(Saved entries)
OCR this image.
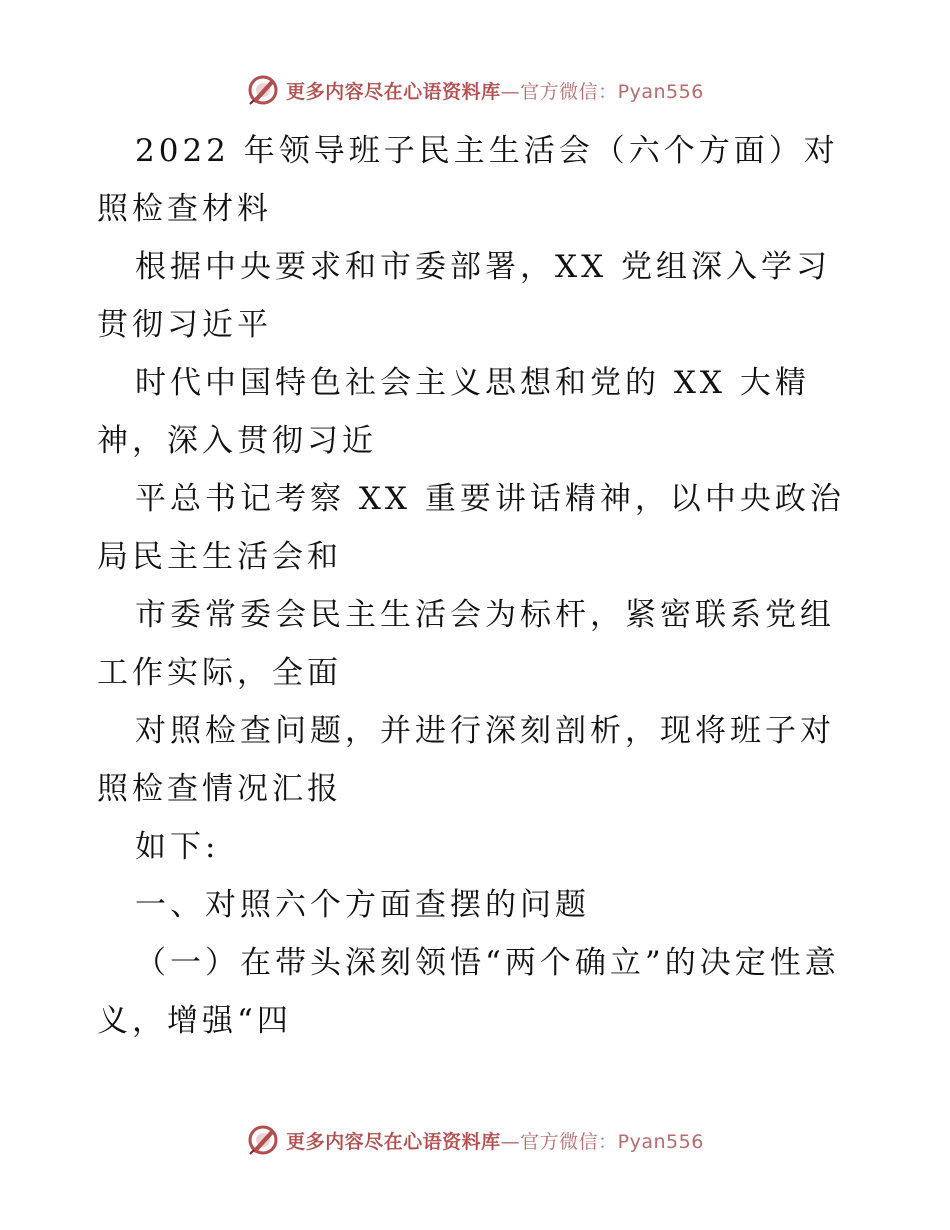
更多内容尽在心语资料库—官方微信：Pyan556

2022 年领导班子民主生活会（六个方面）对照检查材料

根据中央要求和市委部署，XX 党组深入学习贯彻习近平

时代中国特色社会主义思想和党的 XX 大精神，深入贯彻习近

平总书记考察 XX 重要讲话精神，以中央政治局民主生活会和

市委常委会民主生活会为标杆，紧密联系党组工作实际，全面

对照检查问题，并进行深刻剖析，现将班子对照检查情况汇报

如下:

一、对照六个方面查摆的问题

（一）在带头深刻领悟“两个确立”的决定性意义，增强“四

更多内容尽在心语资料库—官方微信：Pyan556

> **Brief**
Can you restate all the records above word for word while dropping the pictures?

> **Answer for the task**
OCR this image.
更多内容尽在心语资料库—官方微信：Pyan556

2022 年领导班子民主生活会（六个方面）对照检查材料

根据中央要求和市委部署，XX 党组深入学习贯彻习近平

时代中国特色社会主义思想和党的 XX 大精神，深入贯彻习近

平总书记考察 XX 重要讲话精神，以中央政治局民主生活会和

市委常委会民主生活会为标杆，紧密联系党组工作实际，全面

对照检查问题，并进行深刻剖析，现将班子对照检查情况汇报

如下:

一、对照六个方面查摆的问题

（一）在带头深刻领悟“两个确立”的决定性意义，增强“四

更多内容尽在心语资料库—官方微信：Pyan556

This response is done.